> **Stored data**
**********
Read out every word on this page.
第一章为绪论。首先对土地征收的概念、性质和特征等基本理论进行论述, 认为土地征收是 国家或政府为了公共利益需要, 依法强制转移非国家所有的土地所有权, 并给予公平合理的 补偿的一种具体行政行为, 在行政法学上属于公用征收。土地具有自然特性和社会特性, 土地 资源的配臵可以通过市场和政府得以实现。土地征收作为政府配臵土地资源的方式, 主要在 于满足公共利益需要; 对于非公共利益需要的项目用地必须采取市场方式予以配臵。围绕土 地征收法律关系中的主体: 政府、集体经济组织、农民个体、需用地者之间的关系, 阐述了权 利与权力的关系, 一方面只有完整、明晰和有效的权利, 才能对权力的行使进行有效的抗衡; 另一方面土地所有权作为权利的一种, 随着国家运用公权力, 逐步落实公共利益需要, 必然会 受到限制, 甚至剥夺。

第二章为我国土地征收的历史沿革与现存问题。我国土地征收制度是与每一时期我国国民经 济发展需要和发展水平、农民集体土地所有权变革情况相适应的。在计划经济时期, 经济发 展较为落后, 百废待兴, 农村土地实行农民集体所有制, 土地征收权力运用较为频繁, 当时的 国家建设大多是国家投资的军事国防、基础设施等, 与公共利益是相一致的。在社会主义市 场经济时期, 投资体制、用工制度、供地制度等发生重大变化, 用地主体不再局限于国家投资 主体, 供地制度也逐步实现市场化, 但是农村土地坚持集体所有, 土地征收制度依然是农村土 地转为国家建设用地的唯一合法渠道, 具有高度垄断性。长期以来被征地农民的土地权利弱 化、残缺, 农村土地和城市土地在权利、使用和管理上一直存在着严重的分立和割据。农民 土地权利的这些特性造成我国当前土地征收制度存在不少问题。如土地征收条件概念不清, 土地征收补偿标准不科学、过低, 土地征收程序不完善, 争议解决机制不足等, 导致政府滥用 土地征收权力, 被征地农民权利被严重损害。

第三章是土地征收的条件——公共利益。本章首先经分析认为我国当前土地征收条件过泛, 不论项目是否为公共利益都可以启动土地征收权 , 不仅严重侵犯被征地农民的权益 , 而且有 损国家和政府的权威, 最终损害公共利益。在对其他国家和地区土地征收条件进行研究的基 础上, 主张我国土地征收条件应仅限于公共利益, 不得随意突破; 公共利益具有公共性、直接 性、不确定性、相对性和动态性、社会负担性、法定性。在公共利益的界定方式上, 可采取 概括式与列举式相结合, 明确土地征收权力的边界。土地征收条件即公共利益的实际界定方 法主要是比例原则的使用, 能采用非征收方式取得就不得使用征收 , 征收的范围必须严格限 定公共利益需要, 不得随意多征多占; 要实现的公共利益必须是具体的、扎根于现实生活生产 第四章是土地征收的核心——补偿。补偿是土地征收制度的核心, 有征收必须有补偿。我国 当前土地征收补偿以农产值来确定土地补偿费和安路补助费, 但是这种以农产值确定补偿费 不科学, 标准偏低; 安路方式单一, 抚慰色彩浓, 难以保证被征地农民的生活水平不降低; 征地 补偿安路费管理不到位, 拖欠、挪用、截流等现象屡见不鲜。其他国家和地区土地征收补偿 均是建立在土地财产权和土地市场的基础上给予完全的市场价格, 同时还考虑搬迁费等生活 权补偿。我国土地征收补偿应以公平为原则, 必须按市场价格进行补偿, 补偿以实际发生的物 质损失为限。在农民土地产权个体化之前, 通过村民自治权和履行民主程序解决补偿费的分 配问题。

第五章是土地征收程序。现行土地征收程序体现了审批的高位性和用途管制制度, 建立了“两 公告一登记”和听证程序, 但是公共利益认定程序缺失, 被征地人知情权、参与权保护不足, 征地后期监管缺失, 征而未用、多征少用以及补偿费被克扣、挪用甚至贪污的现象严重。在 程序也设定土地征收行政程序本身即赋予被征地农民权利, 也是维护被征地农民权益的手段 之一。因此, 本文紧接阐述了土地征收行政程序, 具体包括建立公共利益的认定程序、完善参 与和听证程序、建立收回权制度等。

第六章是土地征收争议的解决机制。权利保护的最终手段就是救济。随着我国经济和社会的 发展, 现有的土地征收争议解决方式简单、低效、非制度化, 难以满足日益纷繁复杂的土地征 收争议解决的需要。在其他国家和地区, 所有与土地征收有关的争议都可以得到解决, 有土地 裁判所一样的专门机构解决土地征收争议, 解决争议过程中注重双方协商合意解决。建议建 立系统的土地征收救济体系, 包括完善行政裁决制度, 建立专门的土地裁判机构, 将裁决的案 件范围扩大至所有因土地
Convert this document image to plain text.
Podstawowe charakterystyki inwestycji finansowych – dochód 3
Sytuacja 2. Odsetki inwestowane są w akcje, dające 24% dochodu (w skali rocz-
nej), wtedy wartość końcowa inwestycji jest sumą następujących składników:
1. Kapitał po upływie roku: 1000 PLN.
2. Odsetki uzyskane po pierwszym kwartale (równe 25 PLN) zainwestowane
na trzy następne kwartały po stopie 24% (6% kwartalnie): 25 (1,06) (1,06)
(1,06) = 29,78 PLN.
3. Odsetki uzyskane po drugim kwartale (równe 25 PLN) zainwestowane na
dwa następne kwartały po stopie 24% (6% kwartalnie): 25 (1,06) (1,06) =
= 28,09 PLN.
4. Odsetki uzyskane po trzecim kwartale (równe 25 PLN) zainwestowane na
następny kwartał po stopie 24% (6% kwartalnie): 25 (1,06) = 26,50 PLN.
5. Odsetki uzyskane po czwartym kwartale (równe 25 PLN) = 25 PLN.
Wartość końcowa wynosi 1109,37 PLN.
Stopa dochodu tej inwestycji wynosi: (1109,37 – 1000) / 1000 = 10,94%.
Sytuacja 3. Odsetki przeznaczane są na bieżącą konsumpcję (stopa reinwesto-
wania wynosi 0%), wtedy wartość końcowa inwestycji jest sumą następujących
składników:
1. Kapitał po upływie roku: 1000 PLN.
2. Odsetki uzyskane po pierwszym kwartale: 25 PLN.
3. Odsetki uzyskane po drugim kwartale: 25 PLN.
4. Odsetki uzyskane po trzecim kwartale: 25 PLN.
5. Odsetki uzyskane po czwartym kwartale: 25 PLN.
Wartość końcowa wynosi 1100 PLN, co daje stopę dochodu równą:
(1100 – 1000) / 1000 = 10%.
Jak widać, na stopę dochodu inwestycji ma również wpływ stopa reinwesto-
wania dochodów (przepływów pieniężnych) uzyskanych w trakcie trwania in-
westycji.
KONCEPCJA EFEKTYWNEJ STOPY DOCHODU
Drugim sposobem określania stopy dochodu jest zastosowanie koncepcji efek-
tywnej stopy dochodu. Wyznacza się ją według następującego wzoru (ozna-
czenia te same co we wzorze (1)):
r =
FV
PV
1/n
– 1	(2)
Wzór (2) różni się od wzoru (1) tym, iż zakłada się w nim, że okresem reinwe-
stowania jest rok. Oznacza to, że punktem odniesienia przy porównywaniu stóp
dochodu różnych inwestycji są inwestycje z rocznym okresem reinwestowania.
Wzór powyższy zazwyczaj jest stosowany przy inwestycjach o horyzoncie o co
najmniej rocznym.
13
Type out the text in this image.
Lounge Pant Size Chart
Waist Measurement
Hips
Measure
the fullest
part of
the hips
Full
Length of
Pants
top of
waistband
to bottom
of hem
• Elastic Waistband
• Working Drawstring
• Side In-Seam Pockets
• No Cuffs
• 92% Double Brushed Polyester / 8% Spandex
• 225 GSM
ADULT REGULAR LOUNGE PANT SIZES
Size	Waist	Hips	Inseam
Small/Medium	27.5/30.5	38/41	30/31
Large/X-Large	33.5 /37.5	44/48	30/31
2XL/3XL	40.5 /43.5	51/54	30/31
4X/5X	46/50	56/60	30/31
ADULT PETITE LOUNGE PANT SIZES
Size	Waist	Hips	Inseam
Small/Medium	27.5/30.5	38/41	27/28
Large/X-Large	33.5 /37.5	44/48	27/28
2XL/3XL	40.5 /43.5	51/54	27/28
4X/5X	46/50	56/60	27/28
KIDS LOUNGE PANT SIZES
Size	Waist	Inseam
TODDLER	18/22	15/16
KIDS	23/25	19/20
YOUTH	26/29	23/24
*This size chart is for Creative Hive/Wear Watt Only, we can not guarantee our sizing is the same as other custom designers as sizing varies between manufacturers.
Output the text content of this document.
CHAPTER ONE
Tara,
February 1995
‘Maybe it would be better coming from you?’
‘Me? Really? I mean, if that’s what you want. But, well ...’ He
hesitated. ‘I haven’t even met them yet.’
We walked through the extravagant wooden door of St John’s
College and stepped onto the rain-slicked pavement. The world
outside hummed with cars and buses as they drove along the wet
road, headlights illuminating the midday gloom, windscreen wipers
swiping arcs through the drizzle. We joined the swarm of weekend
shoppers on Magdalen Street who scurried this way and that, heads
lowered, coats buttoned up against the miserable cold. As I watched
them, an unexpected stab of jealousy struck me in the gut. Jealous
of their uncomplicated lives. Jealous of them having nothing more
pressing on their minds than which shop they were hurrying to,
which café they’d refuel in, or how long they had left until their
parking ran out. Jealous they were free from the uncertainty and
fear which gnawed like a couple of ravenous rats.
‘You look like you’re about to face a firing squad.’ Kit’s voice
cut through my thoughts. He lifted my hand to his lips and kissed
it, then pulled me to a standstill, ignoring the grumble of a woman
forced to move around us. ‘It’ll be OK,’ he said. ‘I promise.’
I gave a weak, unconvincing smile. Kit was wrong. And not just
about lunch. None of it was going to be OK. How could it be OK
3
**********
> **EXERCISE DIRECTIONS**
Extract every line above containing the word "stopie".

> **FINAL RESULT**
na trzy następne kwartały po stopie 24% (6% kwartalnie): 25 (1,06) (1,06)
dwa następne kwartały po stopie 24% (6% kwartalnie): 25 (1,06) (1,06) =
następny kwartał po stopie 24% (6% kwartalnie): 25 (1,06) = 26,50 PLN.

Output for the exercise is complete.